Supplied data
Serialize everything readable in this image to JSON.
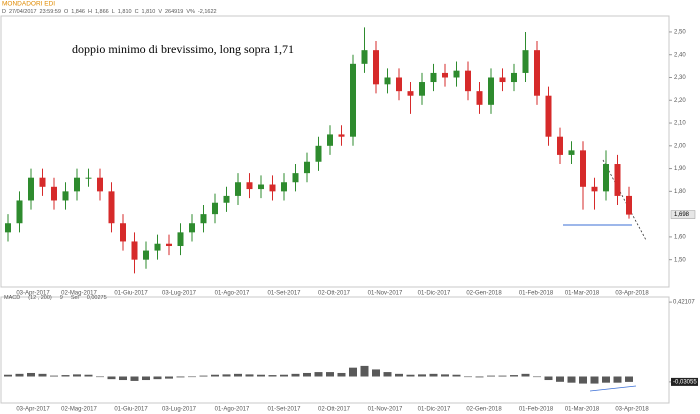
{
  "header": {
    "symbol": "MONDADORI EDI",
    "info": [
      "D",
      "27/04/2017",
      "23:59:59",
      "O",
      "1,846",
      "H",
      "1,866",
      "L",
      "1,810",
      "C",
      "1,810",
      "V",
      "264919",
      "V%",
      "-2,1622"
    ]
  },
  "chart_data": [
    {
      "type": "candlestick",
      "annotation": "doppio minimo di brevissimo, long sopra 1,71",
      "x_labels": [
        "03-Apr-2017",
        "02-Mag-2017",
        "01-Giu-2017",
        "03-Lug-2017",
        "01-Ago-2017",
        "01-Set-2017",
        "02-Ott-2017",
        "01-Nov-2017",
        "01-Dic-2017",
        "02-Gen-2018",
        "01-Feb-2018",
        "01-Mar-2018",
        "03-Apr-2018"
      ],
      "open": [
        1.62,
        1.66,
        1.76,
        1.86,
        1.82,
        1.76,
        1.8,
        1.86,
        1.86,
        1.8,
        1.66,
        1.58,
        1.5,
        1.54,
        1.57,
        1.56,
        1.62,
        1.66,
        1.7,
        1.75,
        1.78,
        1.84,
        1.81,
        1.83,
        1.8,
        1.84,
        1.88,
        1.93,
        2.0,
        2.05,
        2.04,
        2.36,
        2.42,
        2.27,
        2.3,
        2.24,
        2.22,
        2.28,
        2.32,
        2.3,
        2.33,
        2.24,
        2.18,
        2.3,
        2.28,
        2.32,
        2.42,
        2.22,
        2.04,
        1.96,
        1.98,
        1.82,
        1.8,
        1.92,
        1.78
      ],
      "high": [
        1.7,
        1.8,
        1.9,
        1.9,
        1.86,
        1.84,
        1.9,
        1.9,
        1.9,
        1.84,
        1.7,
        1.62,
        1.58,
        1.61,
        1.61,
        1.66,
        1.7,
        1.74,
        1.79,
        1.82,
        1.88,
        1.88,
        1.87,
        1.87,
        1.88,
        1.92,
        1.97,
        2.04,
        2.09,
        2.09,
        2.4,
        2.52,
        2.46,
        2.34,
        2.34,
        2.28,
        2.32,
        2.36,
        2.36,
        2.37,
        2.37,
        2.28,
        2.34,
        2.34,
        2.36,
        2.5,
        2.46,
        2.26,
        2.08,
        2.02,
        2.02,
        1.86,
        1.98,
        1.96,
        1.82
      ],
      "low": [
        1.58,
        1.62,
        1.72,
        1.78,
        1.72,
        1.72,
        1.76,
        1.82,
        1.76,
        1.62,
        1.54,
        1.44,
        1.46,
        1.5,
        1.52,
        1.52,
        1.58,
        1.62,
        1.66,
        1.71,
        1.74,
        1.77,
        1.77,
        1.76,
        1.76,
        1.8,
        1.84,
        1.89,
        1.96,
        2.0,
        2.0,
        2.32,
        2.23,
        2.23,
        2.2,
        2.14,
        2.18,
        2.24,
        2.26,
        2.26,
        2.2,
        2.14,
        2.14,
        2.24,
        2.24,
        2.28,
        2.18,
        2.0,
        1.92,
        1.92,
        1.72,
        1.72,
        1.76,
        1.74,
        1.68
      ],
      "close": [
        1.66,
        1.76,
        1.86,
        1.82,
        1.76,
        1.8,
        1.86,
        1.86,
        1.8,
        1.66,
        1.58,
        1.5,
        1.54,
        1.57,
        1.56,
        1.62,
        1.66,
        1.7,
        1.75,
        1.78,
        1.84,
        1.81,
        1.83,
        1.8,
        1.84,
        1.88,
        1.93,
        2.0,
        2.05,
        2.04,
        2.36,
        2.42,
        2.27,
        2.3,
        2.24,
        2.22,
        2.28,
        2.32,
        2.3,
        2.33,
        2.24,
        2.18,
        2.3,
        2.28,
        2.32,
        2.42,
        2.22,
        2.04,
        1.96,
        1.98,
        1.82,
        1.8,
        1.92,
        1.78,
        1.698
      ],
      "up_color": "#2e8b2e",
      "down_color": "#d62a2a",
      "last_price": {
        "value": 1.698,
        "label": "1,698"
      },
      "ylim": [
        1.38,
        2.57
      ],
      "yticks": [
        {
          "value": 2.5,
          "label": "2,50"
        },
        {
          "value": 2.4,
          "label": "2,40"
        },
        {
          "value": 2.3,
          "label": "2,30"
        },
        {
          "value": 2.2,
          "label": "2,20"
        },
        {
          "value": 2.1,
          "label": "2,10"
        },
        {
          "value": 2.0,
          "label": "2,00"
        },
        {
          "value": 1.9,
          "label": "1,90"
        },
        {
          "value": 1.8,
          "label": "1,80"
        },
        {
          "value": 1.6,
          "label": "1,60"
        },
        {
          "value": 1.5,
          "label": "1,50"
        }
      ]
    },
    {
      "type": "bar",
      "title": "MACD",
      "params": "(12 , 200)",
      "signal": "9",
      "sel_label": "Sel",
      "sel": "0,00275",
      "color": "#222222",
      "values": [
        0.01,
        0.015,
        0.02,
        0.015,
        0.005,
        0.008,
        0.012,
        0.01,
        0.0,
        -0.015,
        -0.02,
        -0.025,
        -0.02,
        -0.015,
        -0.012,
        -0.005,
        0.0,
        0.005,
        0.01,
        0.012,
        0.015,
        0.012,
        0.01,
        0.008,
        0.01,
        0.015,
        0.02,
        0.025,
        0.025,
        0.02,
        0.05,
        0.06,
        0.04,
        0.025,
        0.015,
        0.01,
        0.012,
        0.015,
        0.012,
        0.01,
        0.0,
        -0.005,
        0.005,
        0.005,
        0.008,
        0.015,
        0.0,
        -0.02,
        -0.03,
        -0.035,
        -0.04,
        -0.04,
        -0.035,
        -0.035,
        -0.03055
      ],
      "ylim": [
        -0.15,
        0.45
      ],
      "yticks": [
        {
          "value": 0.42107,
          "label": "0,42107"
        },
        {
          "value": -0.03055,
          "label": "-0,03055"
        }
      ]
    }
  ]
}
...
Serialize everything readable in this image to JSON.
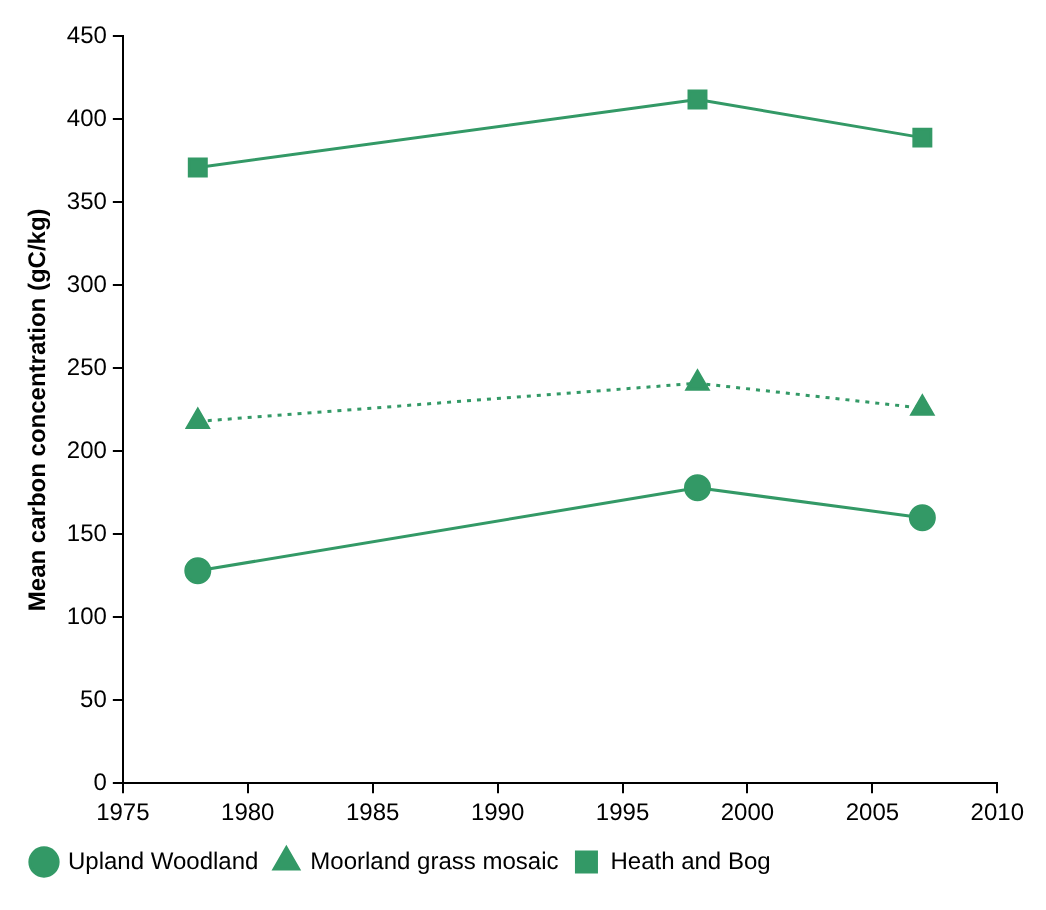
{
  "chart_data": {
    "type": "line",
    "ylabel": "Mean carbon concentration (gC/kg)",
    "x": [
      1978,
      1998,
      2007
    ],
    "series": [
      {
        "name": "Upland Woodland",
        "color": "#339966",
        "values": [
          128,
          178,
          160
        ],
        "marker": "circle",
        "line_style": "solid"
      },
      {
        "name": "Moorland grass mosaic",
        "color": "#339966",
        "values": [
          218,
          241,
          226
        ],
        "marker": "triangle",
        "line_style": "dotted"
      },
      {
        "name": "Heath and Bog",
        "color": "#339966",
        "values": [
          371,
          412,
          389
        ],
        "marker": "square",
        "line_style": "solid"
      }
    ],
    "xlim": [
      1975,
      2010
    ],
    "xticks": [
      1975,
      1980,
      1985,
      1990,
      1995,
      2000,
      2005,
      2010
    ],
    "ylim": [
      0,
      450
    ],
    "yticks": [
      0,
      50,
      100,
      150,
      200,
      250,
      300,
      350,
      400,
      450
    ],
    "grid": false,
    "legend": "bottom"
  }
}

Exercise
Look for the word "marker" and return every line where it occurs.

Response to this exercise
        "marker": "circle",
        "marker": "triangle",
        "marker": "square",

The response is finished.